___ RECORDED INFORMATION
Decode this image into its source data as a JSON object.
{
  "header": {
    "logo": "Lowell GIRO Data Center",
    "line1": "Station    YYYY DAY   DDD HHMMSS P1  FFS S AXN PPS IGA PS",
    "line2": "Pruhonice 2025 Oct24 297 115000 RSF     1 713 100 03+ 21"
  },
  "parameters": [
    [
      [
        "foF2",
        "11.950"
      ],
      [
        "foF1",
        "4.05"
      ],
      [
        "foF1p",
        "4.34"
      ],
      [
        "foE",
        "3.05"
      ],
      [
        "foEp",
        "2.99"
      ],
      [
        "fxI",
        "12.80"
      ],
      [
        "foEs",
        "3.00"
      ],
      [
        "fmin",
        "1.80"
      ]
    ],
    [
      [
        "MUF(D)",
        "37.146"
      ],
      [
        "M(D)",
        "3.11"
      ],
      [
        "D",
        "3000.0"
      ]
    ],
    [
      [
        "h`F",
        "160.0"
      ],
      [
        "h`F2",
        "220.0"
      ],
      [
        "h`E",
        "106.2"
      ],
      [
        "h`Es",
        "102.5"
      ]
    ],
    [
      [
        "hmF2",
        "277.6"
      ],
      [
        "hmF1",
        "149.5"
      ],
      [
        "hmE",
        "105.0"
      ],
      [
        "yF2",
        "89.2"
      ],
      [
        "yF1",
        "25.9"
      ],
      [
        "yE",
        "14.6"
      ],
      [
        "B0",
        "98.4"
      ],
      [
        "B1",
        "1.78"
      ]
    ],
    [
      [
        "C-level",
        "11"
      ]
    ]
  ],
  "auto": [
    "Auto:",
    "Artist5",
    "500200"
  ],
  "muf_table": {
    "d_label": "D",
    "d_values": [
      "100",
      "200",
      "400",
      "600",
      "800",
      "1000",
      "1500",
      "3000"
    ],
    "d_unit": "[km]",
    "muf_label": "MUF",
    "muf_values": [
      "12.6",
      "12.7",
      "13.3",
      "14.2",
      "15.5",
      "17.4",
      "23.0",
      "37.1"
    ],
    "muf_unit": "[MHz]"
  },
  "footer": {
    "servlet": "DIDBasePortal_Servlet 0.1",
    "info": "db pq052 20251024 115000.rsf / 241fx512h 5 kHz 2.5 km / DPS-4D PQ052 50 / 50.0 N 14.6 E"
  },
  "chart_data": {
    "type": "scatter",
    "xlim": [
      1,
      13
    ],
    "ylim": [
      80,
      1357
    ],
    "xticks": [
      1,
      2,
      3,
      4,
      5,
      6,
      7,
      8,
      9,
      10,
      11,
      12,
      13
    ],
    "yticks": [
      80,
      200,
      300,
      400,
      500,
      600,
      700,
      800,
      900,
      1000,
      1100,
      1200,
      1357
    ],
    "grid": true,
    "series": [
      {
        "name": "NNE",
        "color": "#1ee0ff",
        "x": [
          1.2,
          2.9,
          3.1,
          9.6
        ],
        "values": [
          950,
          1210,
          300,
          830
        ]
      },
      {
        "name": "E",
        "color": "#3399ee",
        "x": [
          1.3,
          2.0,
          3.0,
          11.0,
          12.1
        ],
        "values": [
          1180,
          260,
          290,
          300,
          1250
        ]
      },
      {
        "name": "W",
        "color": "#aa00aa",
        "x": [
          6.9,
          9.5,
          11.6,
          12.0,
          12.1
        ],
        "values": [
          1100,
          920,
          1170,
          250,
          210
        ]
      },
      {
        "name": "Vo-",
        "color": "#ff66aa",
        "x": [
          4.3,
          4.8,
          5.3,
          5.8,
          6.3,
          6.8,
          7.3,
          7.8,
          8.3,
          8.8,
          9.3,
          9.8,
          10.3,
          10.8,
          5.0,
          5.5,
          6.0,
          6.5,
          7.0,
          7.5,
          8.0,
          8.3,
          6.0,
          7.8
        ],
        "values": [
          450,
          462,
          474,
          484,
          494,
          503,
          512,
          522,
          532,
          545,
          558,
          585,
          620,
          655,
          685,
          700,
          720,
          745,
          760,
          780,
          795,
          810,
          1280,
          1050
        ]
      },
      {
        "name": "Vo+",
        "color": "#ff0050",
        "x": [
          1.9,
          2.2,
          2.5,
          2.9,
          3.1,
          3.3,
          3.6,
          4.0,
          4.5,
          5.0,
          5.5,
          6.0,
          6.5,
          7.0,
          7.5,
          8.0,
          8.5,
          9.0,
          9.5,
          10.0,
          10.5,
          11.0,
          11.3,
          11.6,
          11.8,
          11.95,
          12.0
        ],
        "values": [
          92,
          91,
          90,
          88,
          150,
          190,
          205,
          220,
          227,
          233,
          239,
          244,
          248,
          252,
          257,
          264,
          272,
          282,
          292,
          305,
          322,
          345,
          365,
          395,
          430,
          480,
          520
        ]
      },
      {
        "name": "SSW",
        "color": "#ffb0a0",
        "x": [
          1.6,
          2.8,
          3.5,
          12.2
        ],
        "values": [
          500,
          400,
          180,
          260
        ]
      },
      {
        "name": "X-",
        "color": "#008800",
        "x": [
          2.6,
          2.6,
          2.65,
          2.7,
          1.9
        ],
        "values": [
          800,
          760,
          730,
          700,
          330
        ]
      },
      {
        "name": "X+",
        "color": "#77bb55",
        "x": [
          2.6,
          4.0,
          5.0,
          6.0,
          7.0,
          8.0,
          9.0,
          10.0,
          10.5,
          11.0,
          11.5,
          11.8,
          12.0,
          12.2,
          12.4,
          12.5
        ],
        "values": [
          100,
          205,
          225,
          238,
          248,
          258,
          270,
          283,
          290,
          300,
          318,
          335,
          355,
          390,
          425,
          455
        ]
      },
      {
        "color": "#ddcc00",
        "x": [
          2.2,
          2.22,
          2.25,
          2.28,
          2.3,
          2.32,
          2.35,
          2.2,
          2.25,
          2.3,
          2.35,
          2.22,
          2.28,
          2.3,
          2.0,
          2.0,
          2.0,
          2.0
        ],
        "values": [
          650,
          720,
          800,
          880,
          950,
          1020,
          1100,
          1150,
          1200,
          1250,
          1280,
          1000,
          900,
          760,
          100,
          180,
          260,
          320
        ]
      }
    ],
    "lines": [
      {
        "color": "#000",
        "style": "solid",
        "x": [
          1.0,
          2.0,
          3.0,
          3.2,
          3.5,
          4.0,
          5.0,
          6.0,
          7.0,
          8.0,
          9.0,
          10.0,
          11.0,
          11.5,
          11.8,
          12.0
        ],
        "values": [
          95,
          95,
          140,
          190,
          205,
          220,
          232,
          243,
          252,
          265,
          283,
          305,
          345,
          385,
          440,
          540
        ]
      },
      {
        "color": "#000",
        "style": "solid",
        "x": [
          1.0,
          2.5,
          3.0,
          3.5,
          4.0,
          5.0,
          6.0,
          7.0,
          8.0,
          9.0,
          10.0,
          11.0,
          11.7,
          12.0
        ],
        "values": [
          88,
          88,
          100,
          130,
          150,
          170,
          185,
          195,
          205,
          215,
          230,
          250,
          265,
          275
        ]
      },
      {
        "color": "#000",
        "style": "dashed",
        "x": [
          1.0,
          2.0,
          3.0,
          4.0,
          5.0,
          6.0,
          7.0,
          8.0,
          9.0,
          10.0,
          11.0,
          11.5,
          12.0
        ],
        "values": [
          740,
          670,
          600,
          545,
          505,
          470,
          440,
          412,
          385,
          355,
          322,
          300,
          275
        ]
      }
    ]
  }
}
______
= EXERCISE =
Retype the records in full. Keep every line identical to the original.

= WRITTEN SOLUTION =
Decode this image into its source data as a JSON object.
{
  "header": {
    "logo": "Lowell GIRO Data Center",
    "line1": "Station    YYYY DAY   DDD HHMMSS P1  FFS S AXN PPS IGA PS",
    "line2": "Pruhonice 2025 Oct24 297 115000 RSF     1 713 100 03+ 21"
  },
  "parameters": [
    [
      [
        "foF2",
        "11.950"
      ],
      [
        "foF1",
        "4.05"
      ],
      [
        "foF1p",
        "4.34"
      ],
      [
        "foE",
        "3.05"
      ],
      [
        "foEp",
        "2.99"
      ],
      [
        "fxI",
        "12.80"
      ],
      [
        "foEs",
        "3.00"
      ],
      [
        "fmin",
        "1.80"
      ]
    ],
    [
      [
        "MUF(D)",
        "37.146"
      ],
      [
        "M(D)",
        "3.11"
      ],
      [
        "D",
        "3000.0"
      ]
    ],
    [
      [
        "h`F",
        "160.0"
      ],
      [
        "h`F2",
        "220.0"
      ],
      [
        "h`E",
        "106.2"
      ],
      [
        "h`Es",
        "102.5"
      ]
    ],
    [
      [
        "hmF2",
        "277.6"
      ],
      [
        "hmF1",
        "149.5"
      ],
      [
        "hmE",
        "105.0"
      ],
      [
        "yF2",
        "89.2"
      ],
      [
        "yF1",
        "25.9"
      ],
      [
        "yE",
        "14.6"
      ],
      [
        "B0",
        "98.4"
      ],
      [
        "B1",
        "1.78"
      ]
    ],
    [
      [
        "C-level",
        "11"
      ]
    ]
  ],
  "auto": [
    "Auto:",
    "Artist5",
    "500200"
  ],
  "muf_table": {
    "d_label": "D",
    "d_values": [
      "100",
      "200",
      "400",
      "600",
      "800",
      "1000",
      "1500",
      "3000"
    ],
    "d_unit": "[km]",
    "muf_label": "MUF",
    "muf_values": [
      "12.6",
      "12.7",
      "13.3",
      "14.2",
      "15.5",
      "17.4",
      "23.0",
      "37.1"
    ],
    "muf_unit": "[MHz]"
  },
  "footer": {
    "servlet": "DIDBasePortal_Servlet 0.1",
    "info": "db pq052 20251024 115000.rsf / 241fx512h 5 kHz 2.5 km / DPS-4D PQ052 50 / 50.0 N 14.6 E"
  },
  "chart_data": {
    "type": "scatter",
    "xlim": [
      1,
      13
    ],
    "ylim": [
      80,
      1357
    ],
    "xticks": [
      1,
      2,
      3,
      4,
      5,
      6,
      7,
      8,
      9,
      10,
      11,
      12,
      13
    ],
    "yticks": [
      80,
      200,
      300,
      400,
      500,
      600,
      700,
      800,
      900,
      1000,
      1100,
      1200,
      1357
    ],
    "grid": true,
    "series": [
      {
        "name": "NNE",
        "color": "#1ee0ff",
        "x": [
          1.2,
          2.9,
          3.1,
          9.6
        ],
        "values": [
          950,
          1210,
          300,
          830
        ]
      },
      {
        "name": "E",
        "color": "#3399ee",
        "x": [
          1.3,
          2.0,
          3.0,
          11.0,
          12.1
        ],
        "values": [
          1180,
          260,
          290,
          300,
          1250
        ]
      },
      {
        "name": "W",
        "color": "#aa00aa",
        "x": [
          6.9,
          9.5,
          11.6,
          12.0,
          12.1
        ],
        "values": [
          1100,
          920,
          1170,
          250,
          210
        ]
      },
      {
        "name": "Vo-",
        "color": "#ff66aa",
        "x": [
          4.3,
          4.8,
          5.3,
          5.8,
          6.3,
          6.8,
          7.3,
          7.8,
          8.3,
          8.8,
          9.3,
          9.8,
          10.3,
          10.8,
          5.0,
          5.5,
          6.0,
          6.5,
          7.0,
          7.5,
          8.0,
          8.3,
          6.0,
          7.8
        ],
        "values": [
          450,
          462,
          474,
          484,
          494,
          503,
          512,
          522,
          532,
          545,
          558,
          585,
          620,
          655,
          685,
          700,
          720,
          745,
          760,
          780,
          795,
          810,
          1280,
          1050
        ]
      },
      {
        "name": "Vo+",
        "color": "#ff0050",
        "x": [
          1.9,
          2.2,
          2.5,
          2.9,
          3.1,
          3.3,
          3.6,
          4.0,
          4.5,
          5.0,
          5.5,
          6.0,
          6.5,
          7.0,
          7.5,
          8.0,
          8.5,
          9.0,
          9.5,
          10.0,
          10.5,
          11.0,
          11.3,
          11.6,
          11.8,
          11.95,
          12.0
        ],
        "values": [
          92,
          91,
          90,
          88,
          150,
          190,
          205,
          220,
          227,
          233,
          239,
          244,
          248,
          252,
          257,
          264,
          272,
          282,
          292,
          305,
          322,
          345,
          365,
          395,
          430,
          480,
          520
        ]
      },
      {
        "name": "SSW",
        "color": "#ffb0a0",
        "x": [
          1.6,
          2.8,
          3.5,
          12.2
        ],
        "values": [
          500,
          400,
          180,
          260
        ]
      },
      {
        "name": "X-",
        "color": "#008800",
        "x": [
          2.6,
          2.6,
          2.65,
          2.7,
          1.9
        ],
        "values": [
          800,
          760,
          730,
          700,
          330
        ]
      },
      {
        "name": "X+",
        "color": "#77bb55",
        "x": [
          2.6,
          4.0,
          5.0,
          6.0,
          7.0,
          8.0,
          9.0,
          10.0,
          10.5,
          11.0,
          11.5,
          11.8,
          12.0,
          12.2,
          12.4,
          12.5
        ],
        "values": [
          100,
          205,
          225,
          238,
          248,
          258,
          270,
          283,
          290,
          300,
          318,
          335,
          355,
          390,
          425,
          455
        ]
      },
      {
        "color": "#ddcc00",
        "x": [
          2.2,
          2.22,
          2.25,
          2.28,
          2.3,
          2.32,
          2.35,
          2.2,
          2.25,
          2.3,
          2.35,
          2.22,
          2.28,
          2.3,
          2.0,
          2.0,
          2.0,
          2.0
        ],
        "values": [
          650,
          720,
          800,
          880,
          950,
          1020,
          1100,
          1150,
          1200,
          1250,
          1280,
          1000,
          900,
          760,
          100,
          180,
          260,
          320
        ]
      }
    ],
    "lines": [
      {
        "color": "#000",
        "style": "solid",
        "x": [
          1.0,
          2.0,
          3.0,
          3.2,
          3.5,
          4.0,
          5.0,
          6.0,
          7.0,
          8.0,
          9.0,
          10.0,
          11.0,
          11.5,
          11.8,
          12.0
        ],
        "values": [
          95,
          95,
          140,
          190,
          205,
          220,
          232,
          243,
          252,
          265,
          283,
          305,
          345,
          385,
          440,
          540
        ]
      },
      {
        "color": "#000",
        "style": "solid",
        "x": [
          1.0,
          2.5,
          3.0,
          3.5,
          4.0,
          5.0,
          6.0,
          7.0,
          8.0,
          9.0,
          10.0,
          11.0,
          11.7,
          12.0
        ],
        "values": [
          88,
          88,
          100,
          130,
          150,
          170,
          185,
          195,
          205,
          215,
          230,
          250,
          265,
          275
        ]
      },
      {
        "color": "#000",
        "style": "dashed",
        "x": [
          1.0,
          2.0,
          3.0,
          4.0,
          5.0,
          6.0,
          7.0,
          8.0,
          9.0,
          10.0,
          11.0,
          11.5,
          12.0
        ],
        "values": [
          740,
          670,
          600,
          545,
          505,
          470,
          440,
          412,
          385,
          355,
          322,
          300,
          275
        ]
      }
    ]
  }
}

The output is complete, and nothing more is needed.